━━━ Entries provided ━━━
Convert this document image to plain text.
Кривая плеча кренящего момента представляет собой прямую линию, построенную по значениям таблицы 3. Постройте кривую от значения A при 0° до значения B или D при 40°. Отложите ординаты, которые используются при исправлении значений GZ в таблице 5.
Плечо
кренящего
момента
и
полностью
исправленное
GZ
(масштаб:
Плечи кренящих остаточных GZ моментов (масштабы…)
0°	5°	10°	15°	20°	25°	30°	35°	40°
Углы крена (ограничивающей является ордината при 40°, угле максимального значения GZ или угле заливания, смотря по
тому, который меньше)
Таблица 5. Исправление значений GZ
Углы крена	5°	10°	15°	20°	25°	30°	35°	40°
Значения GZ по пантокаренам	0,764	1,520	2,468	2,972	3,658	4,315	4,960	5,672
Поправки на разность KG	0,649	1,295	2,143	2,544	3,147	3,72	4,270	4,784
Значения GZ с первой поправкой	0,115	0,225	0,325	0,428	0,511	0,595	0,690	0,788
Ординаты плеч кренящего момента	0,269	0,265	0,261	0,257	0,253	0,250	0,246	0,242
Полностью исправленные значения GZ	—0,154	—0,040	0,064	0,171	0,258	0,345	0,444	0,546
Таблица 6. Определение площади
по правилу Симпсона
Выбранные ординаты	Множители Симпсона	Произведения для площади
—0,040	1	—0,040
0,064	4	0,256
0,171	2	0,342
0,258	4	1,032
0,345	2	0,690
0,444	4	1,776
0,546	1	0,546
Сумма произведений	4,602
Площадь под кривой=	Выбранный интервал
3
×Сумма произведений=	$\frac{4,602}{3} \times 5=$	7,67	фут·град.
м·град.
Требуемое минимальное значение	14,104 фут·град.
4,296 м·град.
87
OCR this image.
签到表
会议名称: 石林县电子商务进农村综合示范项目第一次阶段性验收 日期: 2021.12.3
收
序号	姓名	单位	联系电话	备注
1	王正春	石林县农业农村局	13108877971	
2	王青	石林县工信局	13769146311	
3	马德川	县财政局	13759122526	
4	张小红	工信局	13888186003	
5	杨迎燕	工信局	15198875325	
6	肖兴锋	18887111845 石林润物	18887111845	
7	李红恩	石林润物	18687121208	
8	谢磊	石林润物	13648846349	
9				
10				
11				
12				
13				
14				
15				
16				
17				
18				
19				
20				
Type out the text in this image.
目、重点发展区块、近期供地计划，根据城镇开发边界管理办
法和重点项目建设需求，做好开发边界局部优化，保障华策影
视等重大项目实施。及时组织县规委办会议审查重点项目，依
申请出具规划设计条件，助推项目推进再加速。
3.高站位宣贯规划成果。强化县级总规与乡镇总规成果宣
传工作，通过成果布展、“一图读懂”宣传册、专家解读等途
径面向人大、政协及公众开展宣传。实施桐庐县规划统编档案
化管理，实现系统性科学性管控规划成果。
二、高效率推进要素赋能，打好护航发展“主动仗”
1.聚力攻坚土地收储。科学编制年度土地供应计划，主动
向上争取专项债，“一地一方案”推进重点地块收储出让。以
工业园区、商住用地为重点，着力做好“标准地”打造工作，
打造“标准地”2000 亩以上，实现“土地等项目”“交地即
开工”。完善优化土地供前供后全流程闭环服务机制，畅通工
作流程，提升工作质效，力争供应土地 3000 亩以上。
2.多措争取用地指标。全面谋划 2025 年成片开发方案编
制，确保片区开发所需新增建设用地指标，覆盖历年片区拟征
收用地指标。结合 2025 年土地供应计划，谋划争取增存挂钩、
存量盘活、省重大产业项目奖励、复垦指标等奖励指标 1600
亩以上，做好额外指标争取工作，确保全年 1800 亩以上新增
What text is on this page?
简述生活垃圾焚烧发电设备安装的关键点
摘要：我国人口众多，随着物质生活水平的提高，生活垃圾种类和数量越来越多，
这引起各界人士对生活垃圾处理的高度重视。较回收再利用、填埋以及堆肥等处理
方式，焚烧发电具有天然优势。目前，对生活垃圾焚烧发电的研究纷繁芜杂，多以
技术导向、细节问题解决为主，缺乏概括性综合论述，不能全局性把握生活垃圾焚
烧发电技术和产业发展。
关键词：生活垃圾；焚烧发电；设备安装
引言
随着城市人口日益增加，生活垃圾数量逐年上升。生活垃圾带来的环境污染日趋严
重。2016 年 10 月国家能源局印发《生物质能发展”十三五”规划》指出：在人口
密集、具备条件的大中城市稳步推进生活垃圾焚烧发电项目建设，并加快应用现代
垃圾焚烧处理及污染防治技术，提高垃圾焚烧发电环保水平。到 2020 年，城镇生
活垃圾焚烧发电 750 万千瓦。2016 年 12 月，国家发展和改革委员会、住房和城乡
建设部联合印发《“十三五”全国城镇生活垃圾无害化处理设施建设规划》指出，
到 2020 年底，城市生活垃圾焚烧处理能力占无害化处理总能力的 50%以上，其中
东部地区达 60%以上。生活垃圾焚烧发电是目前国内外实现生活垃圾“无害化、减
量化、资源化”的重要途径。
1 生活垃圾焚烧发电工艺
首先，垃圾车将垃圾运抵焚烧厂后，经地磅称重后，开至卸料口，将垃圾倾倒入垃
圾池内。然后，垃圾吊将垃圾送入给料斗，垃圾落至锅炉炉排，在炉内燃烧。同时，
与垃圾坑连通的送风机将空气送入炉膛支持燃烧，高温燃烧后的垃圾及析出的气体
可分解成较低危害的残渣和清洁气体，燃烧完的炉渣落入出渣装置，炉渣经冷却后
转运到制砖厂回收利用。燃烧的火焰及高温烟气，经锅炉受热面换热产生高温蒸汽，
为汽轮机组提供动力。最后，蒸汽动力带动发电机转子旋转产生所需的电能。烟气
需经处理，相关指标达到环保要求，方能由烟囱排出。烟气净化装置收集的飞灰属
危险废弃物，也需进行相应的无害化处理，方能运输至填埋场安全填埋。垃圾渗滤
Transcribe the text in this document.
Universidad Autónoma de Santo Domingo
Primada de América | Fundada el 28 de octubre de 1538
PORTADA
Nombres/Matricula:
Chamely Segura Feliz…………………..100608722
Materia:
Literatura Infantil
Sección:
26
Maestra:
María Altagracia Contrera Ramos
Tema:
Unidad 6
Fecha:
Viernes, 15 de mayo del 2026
━━━
=== What the task requires ===
Which lines above contain "image"? Show each of them.

=== Task output ===
Convert this document image to plain text.
OCR this image.
Type out the text in this image.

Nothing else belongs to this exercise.